## Required work:
Without the pictures, can you quote each line below exactly?

## Provided data:
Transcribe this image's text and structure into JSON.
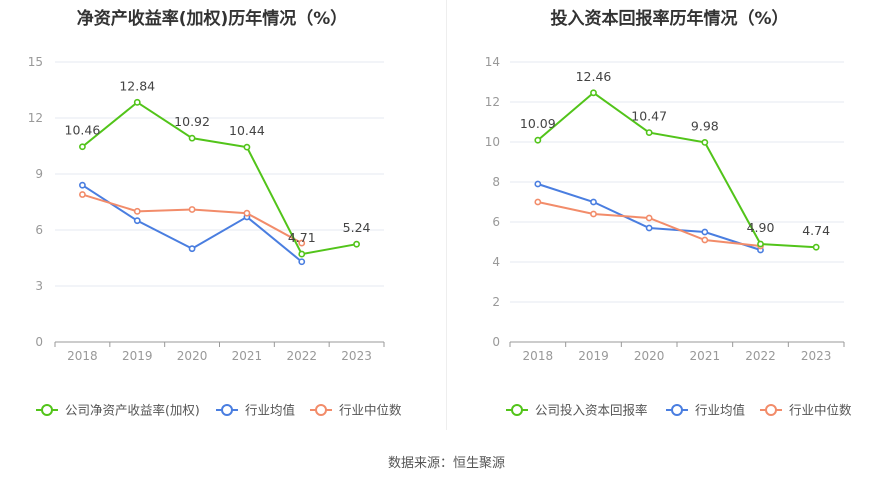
{
  "footer": {
    "source": "数据来源：恒生聚源"
  },
  "chart_data": [
    {
      "type": "line",
      "title": "净资产收益率(加权)历年情况（%）",
      "categories": [
        "2018",
        "2019",
        "2020",
        "2021",
        "2022",
        "2023"
      ],
      "ylim": [
        0,
        15
      ],
      "yticks": [
        0,
        3,
        6,
        9,
        12,
        15
      ],
      "grid": true,
      "legend_position": "bottom",
      "series": [
        {
          "name": "公司净资产收益率(加权)",
          "color": "#52c41a",
          "values": [
            10.46,
            12.84,
            10.92,
            10.44,
            4.71,
            5.24
          ],
          "labels": [
            "10.46",
            "12.84",
            "10.92",
            "10.44",
            "4.71",
            "5.24"
          ]
        },
        {
          "name": "行业均值",
          "color": "#4a7ee0",
          "values": [
            8.4,
            6.5,
            5.0,
            6.7,
            4.3,
            null
          ]
        },
        {
          "name": "行业中位数",
          "color": "#f28c6a",
          "values": [
            7.9,
            7.0,
            7.1,
            6.9,
            5.3,
            null
          ]
        }
      ]
    },
    {
      "type": "line",
      "title": "投入资本回报率历年情况（%）",
      "categories": [
        "2018",
        "2019",
        "2020",
        "2021",
        "2022",
        "2023"
      ],
      "ylim": [
        0,
        14
      ],
      "yticks": [
        0,
        2,
        4,
        6,
        8,
        10,
        12,
        14
      ],
      "grid": true,
      "legend_position": "bottom",
      "series": [
        {
          "name": "公司投入资本回报率",
          "color": "#52c41a",
          "values": [
            10.09,
            12.46,
            10.47,
            9.98,
            4.9,
            4.74
          ],
          "labels": [
            "10.09",
            "12.46",
            "10.47",
            "9.98",
            "4.90",
            "4.74"
          ]
        },
        {
          "name": "行业均值",
          "color": "#4a7ee0",
          "values": [
            7.9,
            7.0,
            5.7,
            5.5,
            4.6,
            null
          ]
        },
        {
          "name": "行业中位数",
          "color": "#f28c6a",
          "values": [
            7.0,
            6.4,
            6.2,
            5.1,
            4.8,
            null
          ]
        }
      ]
    }
  ]
}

## Result for this exercise:
Transcribe this image's text and structure into JSON.
{
  "footer": {
    "source": "数据来源：恒生聚源"
  },
  "chart_data": [
    {
      "type": "line",
      "title": "净资产收益率(加权)历年情况（%）",
      "categories": [
        "2018",
        "2019",
        "2020",
        "2021",
        "2022",
        "2023"
      ],
      "ylim": [
        0,
        15
      ],
      "yticks": [
        0,
        3,
        6,
        9,
        12,
        15
      ],
      "grid": true,
      "legend_position": "bottom",
      "series": [
        {
          "name": "公司净资产收益率(加权)",
          "color": "#52c41a",
          "values": [
            10.46,
            12.84,
            10.92,
            10.44,
            4.71,
            5.24
          ],
          "labels": [
            "10.46",
            "12.84",
            "10.92",
            "10.44",
            "4.71",
            "5.24"
          ]
        },
        {
          "name": "行业均值",
          "color": "#4a7ee0",
          "values": [
            8.4,
            6.5,
            5.0,
            6.7,
            4.3,
            null
          ]
        },
        {
          "name": "行业中位数",
          "color": "#f28c6a",
          "values": [
            7.9,
            7.0,
            7.1,
            6.9,
            5.3,
            null
          ]
        }
      ]
    },
    {
      "type": "line",
      "title": "投入资本回报率历年情况（%）",
      "categories": [
        "2018",
        "2019",
        "2020",
        "2021",
        "2022",
        "2023"
      ],
      "ylim": [
        0,
        14
      ],
      "yticks": [
        0,
        2,
        4,
        6,
        8,
        10,
        12,
        14
      ],
      "grid": true,
      "legend_position": "bottom",
      "series": [
        {
          "name": "公司投入资本回报率",
          "color": "#52c41a",
          "values": [
            10.09,
            12.46,
            10.47,
            9.98,
            4.9,
            4.74
          ],
          "labels": [
            "10.09",
            "12.46",
            "10.47",
            "9.98",
            "4.90",
            "4.74"
          ]
        },
        {
          "name": "行业均值",
          "color": "#4a7ee0",
          "values": [
            7.9,
            7.0,
            5.7,
            5.5,
            4.6,
            null
          ]
        },
        {
          "name": "行业中位数",
          "color": "#f28c6a",
          "values": [
            7.0,
            6.4,
            6.2,
            5.1,
            4.8,
            null
          ]
        }
      ]
    }
  ]
}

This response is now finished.